> Text section:
* START *

Combining the celebration with a battlefield staff ride, 66 members began their voyage by examining the effects that the Regiment had on the Lorraine campaign, a push by the 7th and 3rd U.S. Armies during their march to Germany in the summer of 1944. “This was the site where a young American lieutenant in charge of a platoon of tank destroyers killed a whole column of German armor!” said with obvious enthusiasm by Sam Doss, one of the historians given the task of bringing the old battlefield to life. Throughout the battlefield tour, the unit learned to recognize the advantages and disadvantages both had, Americans and Germans had in regards to terrain, material, and weaponry.
The real excitement began early in the morning on the September 18 with a gathering of men, equipment, and an exchange of ideas and culture. In the middle of a field, right past an old railroad track which leads into town, the city dedicated a new memorial honoring the sacrifices of American Soldiers during the war. Led by Lt. Col Douglas Simms the 1st Squadron Commander, the War Eagles took part in the dedication standing alongside a contingent of French Soldiers as a crowd full of veterans looked on.
Following the ceremony, 2SCR Soldiers spent time talking with their French partners and received many word of praise and thanks from the locals.
“When I saw women blowing kisses to us from their balconies and children waving American flags, I could almost imagine how it must have been for our grandfathers” said 2nd Lieutenant Patrick Martin, riding to the center square of Lunéville in a WWII era Jeep.

* END *

> Exercise instructions: Copy out, word for word, the whole text about the regiment's battlefield tour and the memorial dedication near Lunéville.

> Data extract:
* START *

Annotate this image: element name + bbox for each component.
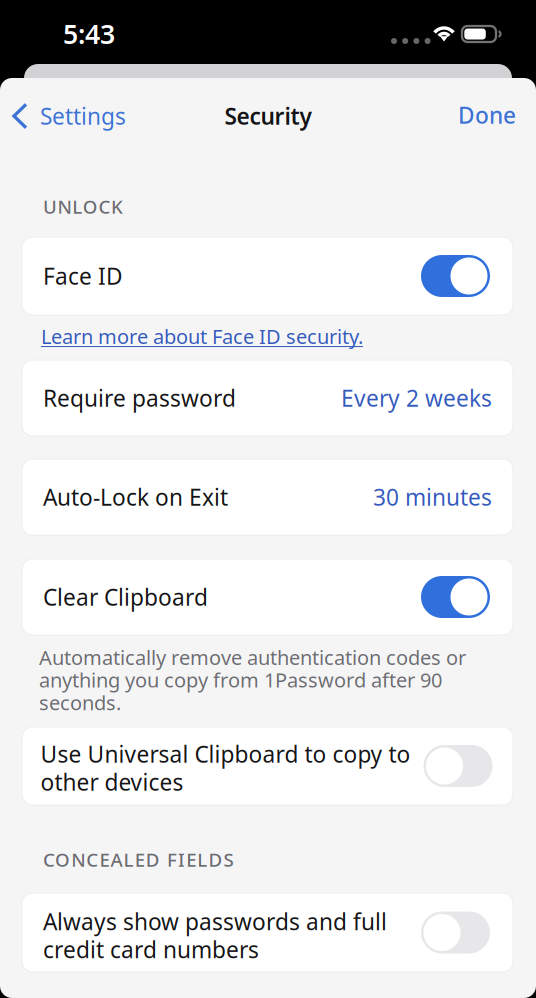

* END *

> Exercise output:
Combining the celebration with a battlefield staff ride, 66 members began their voyage by examining the effects that the Regiment had on the Lorraine campaign, a push by the 7th and 3rd U.S. Armies during their march to Germany in the summer of 1944. “This was the site where a young American lieutenant in charge of a platoon of tank destroyers killed a whole column of German armor!” said with obvious enthusiasm by Sam Doss, one of the historians given the task of bringing the old battlefield to life. Throughout the battlefield tour, the unit learned to recognize the advantages and disadvantages both had, Americans and Germans had in regards to terrain, material, and weaponry.
The real excitement began early in the morning on the September 18 with a gathering of men, equipment, and an exchange of ideas and culture. In the middle of a field, right past an old railroad track which leads into town, the city dedicated a new memorial honoring the sacrifices of American Soldiers during the war. Led by Lt. Col Douglas Simms the 1st Squadron Commander, the War Eagles took part in the dedication standing alongside a contingent of French Soldiers as a crowd full of veterans looked on.
Following the ceremony, 2SCR Soldiers spent time talking with their French partners and received many word of praise and thanks from the locals.
“When I saw women blowing kisses to us from their balconies and children waving American flags, I could almost imagine how it must have been for our grandfathers” said 2nd Lieutenant Patrick Martin, riding to the center square of Lunéville in a WWII era Jeep.